[Figure record listings]

## begin

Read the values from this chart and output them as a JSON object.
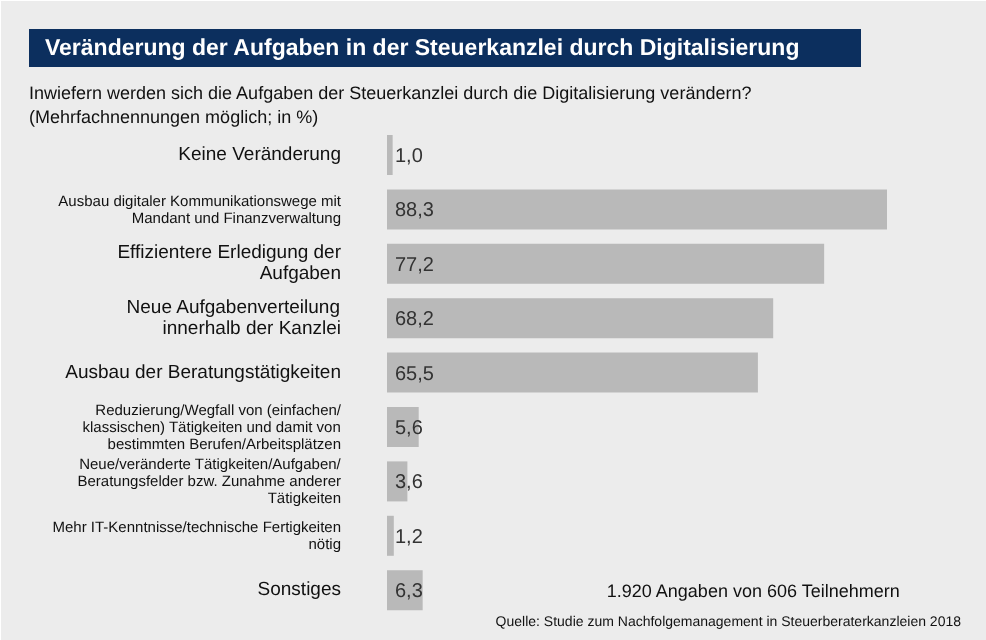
{
  "chart_data": {
    "type": "bar",
    "orientation": "horizontal",
    "relative": false,
    "title": "Veränderung der Aufgaben in der Steuerkanzlei durch Digitalisierung",
    "subtitle": "Inwiefern werden sich die Aufgaben der Steuerkanzlei durch die Digitalisierung verändern? (Mehrfachnennungen möglich; in %)",
    "categories": [
      "Keine Veränderung",
      "Ausbau digitaler Kommunikationswege mit Mandant und Finanzverwaltung",
      "Effizientere Erledigung der Aufgaben",
      "Neue Aufgabenverteilung innerhalb der Kanzlei",
      "Ausbau der Beratungstätigkeiten",
      "Reduzierung/Wegfall von (einfachen/ klassischen) Tätigkeiten und damit von bestimmten Berufen/Arbeitsplätzen",
      "Neue/veränderte Tätigkeiten/Aufgaben/ Beratungsfelder bzw. Zunahme anderer Tätigkeiten",
      "Mehr IT-Kenntnisse/technische Fertigkeiten nötig",
      "Sonstiges"
    ],
    "values": [
      1.0,
      88.3,
      77.2,
      68.2,
      65.5,
      5.6,
      3.6,
      1.2,
      6.3
    ],
    "value_labels": [
      "1,0",
      "88,3",
      "77,2",
      "68,2",
      "65,5",
      "5,6",
      "3,6",
      "1,2",
      "6,3"
    ],
    "color": "#b9b9b9",
    "annotations": [
      "1.920 Angaben von 606 Teilnehmern",
      "Quelle: Studie zum Nachfolgemanagement in Steuerberaterkanzleien 2018"
    ]
  }
}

## end

### PROMPT
Omit every picture, then repeat the remaining data exactly as it appears above.

### OUTPUT
Read the values from this chart and output them as a JSON object.
{
  "chart_data": {
    "type": "bar",
    "orientation": "horizontal",
    "relative": false,
    "title": "Veränderung der Aufgaben in der Steuerkanzlei durch Digitalisierung",
    "subtitle": "Inwiefern werden sich die Aufgaben der Steuerkanzlei durch die Digitalisierung verändern? (Mehrfachnennungen möglich; in %)",
    "categories": [
      "Keine Veränderung",
      "Ausbau digitaler Kommunikationswege mit Mandant und Finanzverwaltung",
      "Effizientere Erledigung der Aufgaben",
      "Neue Aufgabenverteilung innerhalb der Kanzlei",
      "Ausbau der Beratungstätigkeiten",
      "Reduzierung/Wegfall von (einfachen/ klassischen) Tätigkeiten und damit von bestimmten Berufen/Arbeitsplätzen",
      "Neue/veränderte Tätigkeiten/Aufgaben/ Beratungsfelder bzw. Zunahme anderer Tätigkeiten",
      "Mehr IT-Kenntnisse/technische Fertigkeiten nötig",
      "Sonstiges"
    ],
    "values": [
      1.0,
      88.3,
      77.2,
      68.2,
      65.5,
      5.6,
      3.6,
      1.2,
      6.3
    ],
    "value_labels": [
      "1,0",
      "88,3",
      "77,2",
      "68,2",
      "65,5",
      "5,6",
      "3,6",
      "1,2",
      "6,3"
    ],
    "color": "#b9b9b9",
    "annotations": [
      "1.920 Angaben von 606 Teilnehmern",
      "Quelle: Studie zum Nachfolgemanagement in Steuerberaterkanzleien 2018"
    ]
  }
}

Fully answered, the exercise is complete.